>> BEGIN

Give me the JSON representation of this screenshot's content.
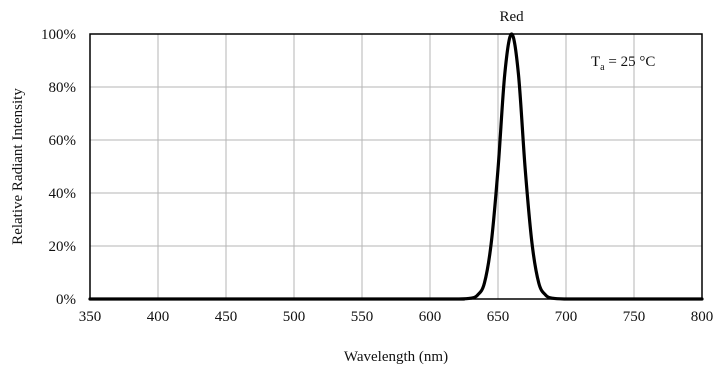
{
  "chart_data": {
    "type": "line",
    "title": "",
    "xlabel": "Wavelength (nm)",
    "ylabel": "Relative Radiant Intensity",
    "xlim": [
      350,
      800
    ],
    "ylim": [
      0,
      100
    ],
    "x_ticks": [
      "350",
      "400",
      "450",
      "500",
      "550",
      "600",
      "650",
      "700",
      "750",
      "800"
    ],
    "y_ticks": [
      "0%",
      "20%",
      "40%",
      "60%",
      "80%",
      "100%"
    ],
    "grid": true,
    "series": [
      {
        "name": "Red",
        "color": "#000000",
        "x": [
          350,
          600,
          620,
          630,
          635,
          640,
          645,
          650,
          655,
          660,
          665,
          670,
          675,
          680,
          685,
          690,
          700,
          720,
          800
        ],
        "y": [
          0,
          0,
          0,
          0.3,
          1.5,
          6,
          21,
          49,
          85,
          100,
          85,
          49,
          21,
          6,
          1.5,
          0.3,
          0,
          0,
          0
        ]
      }
    ],
    "annotations": [
      {
        "text": "Red",
        "x": 660
      }
    ],
    "condition": {
      "symbol": "T",
      "subscript": "a",
      "rest": " = 25 °C"
    }
  }
}
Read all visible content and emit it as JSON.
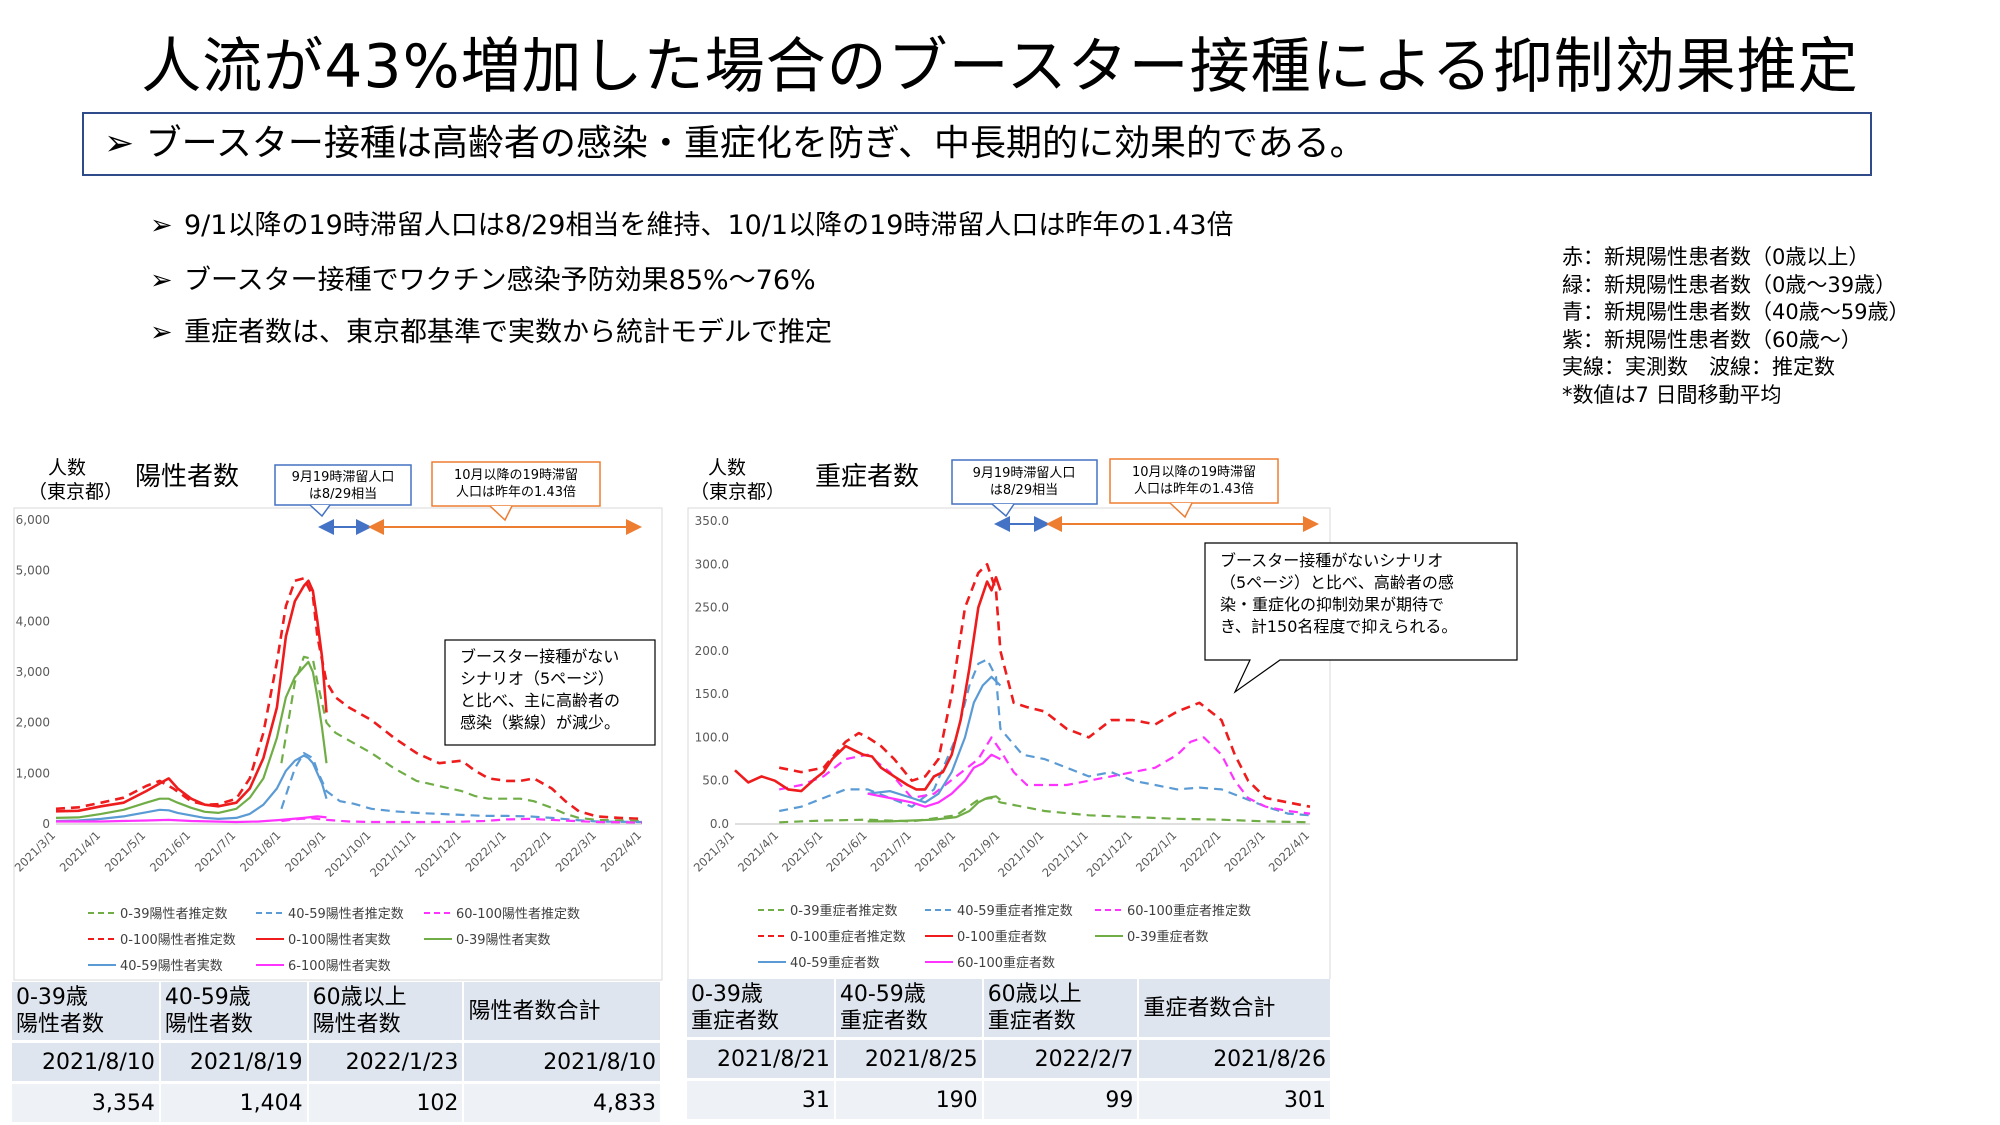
{
  "title": "人流が43%増加した場合のブースター接種による抑制効果推定",
  "main_point": "ブースター接種は高齢者の感染・重症化を防ぎ、中長期的に効果的である。",
  "bullet_mark": "➢",
  "bullets": [
    "9/1以降の19時滞留人口は8/29相当を維持、10/1以降の19時滞留人口は昨年の1.43倍",
    "ブースター接種でワクチン感染予防効果85%〜76%",
    "重症者数は、東京都基準で実数から統計モデルで推定"
  ],
  "legend_note": [
    "赤：新規陽性患者数（0歳以上）",
    "緑：新規陽性患者数（0歳〜39歳）",
    "青：新規陽性患者数（40歳〜59歳）",
    "紫：新規陽性患者数（60歳〜）",
    "実線：実測数　波線：推定数",
    "*数値は7 日間移動平均"
  ],
  "colors": {
    "red": "#ee1c1c",
    "green": "#70ad47",
    "blue": "#5b9bd5",
    "magenta": "#ff33ff",
    "callout_blue": "#4472c4",
    "callout_orange": "#ed7d31"
  },
  "charts": {
    "positive": {
      "ylabel_line1": "人数",
      "ylabel_line2": "（東京都）",
      "title": "陽性者数",
      "callout_blue_line1": "9月19時滞留人口",
      "callout_blue_line2": "は8/29相当",
      "callout_orange_line1": "10月以降の19時滞留",
      "callout_orange_line2": "人口は昨年の1.43倍",
      "bubble": [
        "ブースター接種がない",
        "シナリオ（5ページ）",
        "と比べ、主に高齢者の",
        "感染（紫線）が減少。"
      ],
      "legend": [
        "0-39陽性者推定数",
        "40-59陽性者推定数",
        "60-100陽性者推定数",
        "0-100陽性者推定数",
        "0-100陽性者実数",
        "0-39陽性者実数",
        "40-59陽性者実数",
        "6-100陽性者実数"
      ]
    },
    "severe": {
      "ylabel_line1": "人数",
      "ylabel_line2": "（東京都）",
      "title": "重症者数",
      "callout_blue_line1": "9月19時滞留人口",
      "callout_blue_line2": "は8/29相当",
      "callout_orange_line1": "10月以降の19時滞留",
      "callout_orange_line2": "人口は昨年の1.43倍",
      "bubble": [
        "ブースター接種がないシナリオ",
        "（5ページ）と比べ、高齢者の感",
        "染・重症化の抑制効果が期待で",
        "き、計150名程度で抑えられる。"
      ],
      "legend": [
        "0-39重症者推定数",
        "40-59重症者推定数",
        "60-100重症者推定数",
        "0-100重症者推定数",
        "0-100重症者数",
        "0-39重症者数",
        "40-59重症者数",
        "60-100重症者数"
      ]
    }
  },
  "tables": {
    "positive": {
      "headers": [
        [
          "0-39歳",
          "陽性者数"
        ],
        [
          "40-59歳",
          "陽性者数"
        ],
        [
          "60歳以上",
          "陽性者数"
        ],
        [
          "陽性者数合計",
          ""
        ]
      ],
      "dates": [
        "2021/8/10",
        "2021/8/19",
        "2022/1/23",
        "2021/8/10"
      ],
      "values": [
        "3,354",
        "1,404",
        "102",
        "4,833"
      ]
    },
    "severe": {
      "headers": [
        [
          "0-39歳",
          "重症者数"
        ],
        [
          "40-59歳",
          "重症者数"
        ],
        [
          "60歳以上",
          "重症者数"
        ],
        [
          "重症者数合計",
          ""
        ]
      ],
      "dates": [
        "2021/8/21",
        "2021/8/25",
        "2022/2/7",
        "2021/8/26"
      ],
      "values": [
        "31",
        "190",
        "99",
        "301"
      ]
    }
  },
  "chart_data": [
    {
      "type": "line",
      "x_ticks": [
        "2021/3/1",
        "2021/4/1",
        "2021/5/1",
        "2021/6/1",
        "2021/7/1",
        "2021/8/1",
        "2021/9/1",
        "2021/10/1",
        "2021/11/1",
        "2021/12/1",
        "2022/1/1",
        "2022/2/1",
        "2022/3/1",
        "2022/4/1"
      ],
      "y_ticks": [
        "0",
        "1,000",
        "2,000",
        "3,000",
        "4,000",
        "5,000",
        "6,000"
      ],
      "ylim": [
        0,
        6000
      ],
      "x_unit": "months since 2021/3/1",
      "series": [
        {
          "name": "0-100陽性者推定数",
          "color": "red",
          "dashed": true,
          "x": [
            0,
            0.5,
            1,
            1.5,
            2,
            2.3,
            2.6,
            3,
            3.3,
            3.6,
            4,
            4.3,
            4.6,
            4.9,
            5.1,
            5.3,
            5.5,
            5.7,
            5.8,
            6,
            6.2,
            6.5,
            7,
            7.5,
            8,
            8.5,
            9,
            9.3,
            9.6,
            10,
            10.3,
            10.6,
            11,
            11.3,
            11.6,
            12,
            12.5,
            13
          ],
          "y": [
            300,
            330,
            420,
            520,
            750,
            850,
            700,
            450,
            380,
            390,
            500,
            900,
            1800,
            3200,
            4300,
            4800,
            4850,
            4500,
            3700,
            2800,
            2500,
            2300,
            2050,
            1700,
            1400,
            1200,
            1250,
            1050,
            900,
            850,
            850,
            900,
            700,
            450,
            250,
            150,
            120,
            100
          ]
        },
        {
          "name": "0-39陽性者推定数",
          "color": "green",
          "dashed": true,
          "x": [
            5,
            5.3,
            5.5,
            5.7,
            5.8,
            6,
            6.2,
            6.5,
            7,
            7.5,
            8,
            8.5,
            9,
            9.3,
            9.6,
            10,
            10.3,
            10.6,
            11,
            11.3,
            11.6,
            12,
            12.5,
            13
          ],
          "y": [
            1200,
            2800,
            3300,
            3250,
            2800,
            2000,
            1800,
            1650,
            1400,
            1100,
            850,
            750,
            650,
            550,
            500,
            500,
            500,
            450,
            320,
            200,
            120,
            80,
            70,
            60
          ]
        },
        {
          "name": "40-59陽性者推定数",
          "color": "blue",
          "dashed": true,
          "x": [
            5,
            5.3,
            5.5,
            5.7,
            5.8,
            6,
            6.3,
            6.6,
            7,
            7.5,
            8,
            8.5,
            9,
            9.5,
            10,
            10.5,
            11,
            11.5,
            12,
            13
          ],
          "y": [
            300,
            1100,
            1400,
            1300,
            1050,
            650,
            450,
            400,
            300,
            250,
            220,
            200,
            180,
            160,
            160,
            150,
            120,
            80,
            50,
            40
          ]
        },
        {
          "name": "60-100陽性者推定数",
          "color": "magenta",
          "dashed": true,
          "x": [
            5,
            5.4,
            5.7,
            6,
            6.5,
            7,
            7.5,
            8,
            8.5,
            9,
            9.5,
            10,
            10.5,
            11,
            11.5,
            12,
            13
          ],
          "y": [
            60,
            100,
            110,
            80,
            50,
            40,
            40,
            40,
            40,
            45,
            60,
            90,
            100,
            80,
            60,
            40,
            30
          ]
        },
        {
          "name": "0-100陽性者実数",
          "color": "red",
          "dashed": false,
          "x": [
            0,
            0.5,
            1,
            1.5,
            2,
            2.3,
            2.5,
            2.7,
            3,
            3.3,
            3.6,
            4,
            4.3,
            4.6,
            4.9,
            5.1,
            5.3,
            5.5,
            5.6,
            5.7,
            5.8,
            5.9,
            6
          ],
          "y": [
            250,
            260,
            350,
            420,
            650,
            800,
            900,
            700,
            500,
            380,
            350,
            420,
            700,
            1300,
            2300,
            3700,
            4400,
            4700,
            4800,
            4600,
            4000,
            3300,
            2200
          ]
        },
        {
          "name": "0-39陽性者実数",
          "color": "green",
          "dashed": false,
          "x": [
            0,
            0.5,
            1,
            1.5,
            2,
            2.3,
            2.5,
            2.7,
            3,
            3.3,
            3.6,
            4,
            4.3,
            4.6,
            4.9,
            5.1,
            5.3,
            5.5,
            5.6,
            5.7,
            5.8,
            5.9,
            6
          ],
          "y": [
            120,
            130,
            200,
            280,
            420,
            500,
            500,
            420,
            320,
            240,
            220,
            300,
            520,
            900,
            1700,
            2500,
            2900,
            3100,
            3200,
            3000,
            2500,
            1900,
            1200
          ]
        },
        {
          "name": "40-59陽性者実数",
          "color": "blue",
          "dashed": false,
          "x": [
            0,
            0.5,
            1,
            1.5,
            2,
            2.3,
            2.5,
            2.7,
            3,
            3.3,
            3.6,
            4,
            4.3,
            4.6,
            4.9,
            5.1,
            5.3,
            5.5,
            5.6,
            5.7,
            5.8,
            5.9,
            6
          ],
          "y": [
            60,
            70,
            100,
            150,
            230,
            280,
            270,
            220,
            170,
            120,
            100,
            120,
            200,
            380,
            700,
            1050,
            1250,
            1350,
            1300,
            1200,
            1000,
            800,
            500
          ]
        },
        {
          "name": "6-100陽性者実数",
          "color": "magenta",
          "dashed": false,
          "x": [
            0,
            1,
            2,
            2.5,
            3,
            4,
            4.5,
            5,
            5.5,
            5.8,
            6
          ],
          "y": [
            50,
            50,
            70,
            80,
            60,
            40,
            50,
            80,
            120,
            150,
            130
          ]
        }
      ]
    },
    {
      "type": "line",
      "x_ticks": [
        "2021/3/1",
        "2021/4/1",
        "2021/5/1",
        "2021/6/1",
        "2021/7/1",
        "2021/8/1",
        "2021/9/1",
        "2021/10/1",
        "2021/11/1",
        "2021/12/1",
        "2022/1/1",
        "2022/2/1",
        "2022/3/1",
        "2022/4/1"
      ],
      "y_ticks": [
        "0.0",
        "50.0",
        "100.0",
        "150.0",
        "200.0",
        "250.0",
        "300.0",
        "350.0"
      ],
      "ylim": [
        0,
        350
      ],
      "x_unit": "months since 2021/3/1",
      "series": [
        {
          "name": "0-100重症者推定数",
          "color": "red",
          "dashed": true,
          "x": [
            1,
            1.5,
            2,
            2.5,
            2.8,
            3,
            3.3,
            3.6,
            4,
            4.3,
            4.6,
            4.9,
            5.2,
            5.5,
            5.7,
            5.9,
            6,
            6.3,
            6.6,
            7,
            7.5,
            8,
            8.5,
            9,
            9.5,
            10,
            10.5,
            11,
            11.3,
            11.6,
            12,
            12.5,
            13
          ],
          "y": [
            65,
            60,
            65,
            95,
            105,
            100,
            90,
            75,
            50,
            55,
            75,
            150,
            250,
            290,
            300,
            270,
            200,
            140,
            135,
            130,
            110,
            100,
            120,
            120,
            115,
            130,
            140,
            120,
            80,
            50,
            30,
            25,
            20
          ]
        },
        {
          "name": "0-39重症者推定数",
          "color": "green",
          "dashed": true,
          "x": [
            1,
            2,
            3,
            4,
            5,
            5.5,
            5.8,
            6,
            7,
            8,
            9,
            10,
            11,
            12,
            13
          ],
          "y": [
            2,
            4,
            5,
            3,
            10,
            28,
            30,
            25,
            15,
            10,
            8,
            6,
            5,
            3,
            2
          ]
        },
        {
          "name": "40-59重症者推定数",
          "color": "blue",
          "dashed": true,
          "x": [
            1,
            1.5,
            2,
            2.5,
            3,
            3.5,
            4,
            4.5,
            5,
            5.3,
            5.5,
            5.7,
            5.9,
            6,
            6.5,
            7,
            7.5,
            8,
            8.5,
            9,
            9.5,
            10,
            10.5,
            11,
            11.5,
            12,
            12.5,
            13
          ],
          "y": [
            15,
            20,
            30,
            40,
            40,
            30,
            20,
            40,
            100,
            160,
            185,
            190,
            170,
            110,
            80,
            75,
            65,
            55,
            60,
            50,
            45,
            40,
            42,
            40,
            30,
            20,
            12,
            10
          ]
        },
        {
          "name": "60-100重症者推定数",
          "color": "magenta",
          "dashed": true,
          "x": [
            1,
            1.5,
            2,
            2.5,
            3,
            3.5,
            4,
            4.5,
            5,
            5.5,
            5.8,
            6,
            6.3,
            6.6,
            7,
            7.5,
            8,
            8.5,
            9,
            9.5,
            10,
            10.3,
            10.6,
            11,
            11.3,
            11.6,
            12,
            12.5,
            13
          ],
          "y": [
            40,
            45,
            55,
            75,
            80,
            60,
            30,
            35,
            55,
            75,
            100,
            85,
            60,
            45,
            45,
            45,
            50,
            55,
            60,
            65,
            80,
            95,
            100,
            80,
            50,
            30,
            20,
            15,
            12
          ]
        },
        {
          "name": "0-100重症者数",
          "color": "red",
          "dashed": false,
          "x": [
            0,
            0.3,
            0.6,
            0.9,
            1.2,
            1.5,
            1.8,
            2,
            2.2,
            2.5,
            2.7,
            2.9,
            3.1,
            3.3,
            3.6,
            3.9,
            4.1,
            4.3,
            4.5,
            4.7,
            4.9,
            5.1,
            5.3,
            5.5,
            5.6,
            5.7,
            5.8,
            5.9,
            6
          ],
          "y": [
            62,
            48,
            55,
            50,
            40,
            38,
            52,
            60,
            75,
            90,
            85,
            80,
            78,
            65,
            55,
            45,
            40,
            40,
            55,
            60,
            80,
            120,
            180,
            250,
            265,
            280,
            270,
            285,
            270
          ]
        },
        {
          "name": "0-39重症者数",
          "color": "green",
          "dashed": false,
          "x": [
            3,
            3.5,
            4,
            4.5,
            5,
            5.3,
            5.5,
            5.7,
            5.9,
            6
          ],
          "y": [
            3,
            3,
            4,
            5,
            8,
            15,
            25,
            30,
            32,
            28
          ]
        },
        {
          "name": "40-59重症者数",
          "color": "blue",
          "dashed": false,
          "x": [
            3,
            3.5,
            4,
            4.3,
            4.6,
            4.9,
            5.2,
            5.4,
            5.6,
            5.8,
            6
          ],
          "y": [
            35,
            38,
            30,
            25,
            35,
            60,
            100,
            140,
            160,
            170,
            160
          ]
        },
        {
          "name": "60-100重症者数",
          "color": "magenta",
          "dashed": false,
          "x": [
            3,
            3.5,
            4,
            4.3,
            4.6,
            4.9,
            5.2,
            5.4,
            5.6,
            5.8,
            6
          ],
          "y": [
            35,
            30,
            25,
            20,
            25,
            35,
            50,
            65,
            70,
            80,
            75
          ]
        }
      ]
    }
  ]
}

>> END

What you will do: Looking at the material above, count the lines containing the string "title" and reply with the count alone.

Completed exercise: 4